Aim:
Your task is to write out the complete listing exactly as it is shown.

Collected data entries:

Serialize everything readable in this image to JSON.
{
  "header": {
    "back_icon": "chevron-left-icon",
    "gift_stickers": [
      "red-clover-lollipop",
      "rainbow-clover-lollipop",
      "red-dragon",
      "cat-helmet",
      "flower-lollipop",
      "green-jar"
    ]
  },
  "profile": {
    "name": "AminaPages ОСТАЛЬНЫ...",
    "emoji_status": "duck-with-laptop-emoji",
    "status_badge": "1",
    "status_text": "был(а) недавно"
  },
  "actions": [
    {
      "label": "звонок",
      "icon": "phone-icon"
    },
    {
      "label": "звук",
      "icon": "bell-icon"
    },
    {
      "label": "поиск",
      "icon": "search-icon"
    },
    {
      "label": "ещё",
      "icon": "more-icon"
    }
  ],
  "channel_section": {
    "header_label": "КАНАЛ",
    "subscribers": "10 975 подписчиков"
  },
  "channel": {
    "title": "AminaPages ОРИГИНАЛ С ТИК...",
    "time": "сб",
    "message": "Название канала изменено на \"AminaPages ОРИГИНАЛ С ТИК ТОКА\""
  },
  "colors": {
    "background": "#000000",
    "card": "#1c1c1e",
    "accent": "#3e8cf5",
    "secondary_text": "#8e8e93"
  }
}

Response to this exercise:
Serialize everything readable in this image to JSON.
{
  "header": {
    "back_icon": "chevron-left-icon",
    "gift_stickers": [
      "red-clover-lollipop",
      "rainbow-clover-lollipop",
      "red-dragon",
      "cat-helmet",
      "flower-lollipop",
      "green-jar"
    ]
  },
  "profile": {
    "name": "AminaPages ОСТАЛЬНЫ...",
    "emoji_status": "duck-with-laptop-emoji",
    "status_badge": "1",
    "status_text": "был(а) недавно"
  },
  "actions": [
    {
      "label": "звонок",
      "icon": "phone-icon"
    },
    {
      "label": "звук",
      "icon": "bell-icon"
    },
    {
      "label": "поиск",
      "icon": "search-icon"
    },
    {
      "label": "ещё",
      "icon": "more-icon"
    }
  ],
  "channel_section": {
    "header_label": "КАНАЛ",
    "subscribers": "10 975 подписчиков"
  },
  "channel": {
    "title": "AminaPages ОРИГИНАЛ С ТИК...",
    "time": "сб",
    "message": "Название канала изменено на \"AminaPages ОРИГИНАЛ С ТИК ТОКА\""
  },
  "colors": {
    "background": "#000000",
    "card": "#1c1c1e",
    "accent": "#3e8cf5",
    "secondary_text": "#8e8e93"
  }
}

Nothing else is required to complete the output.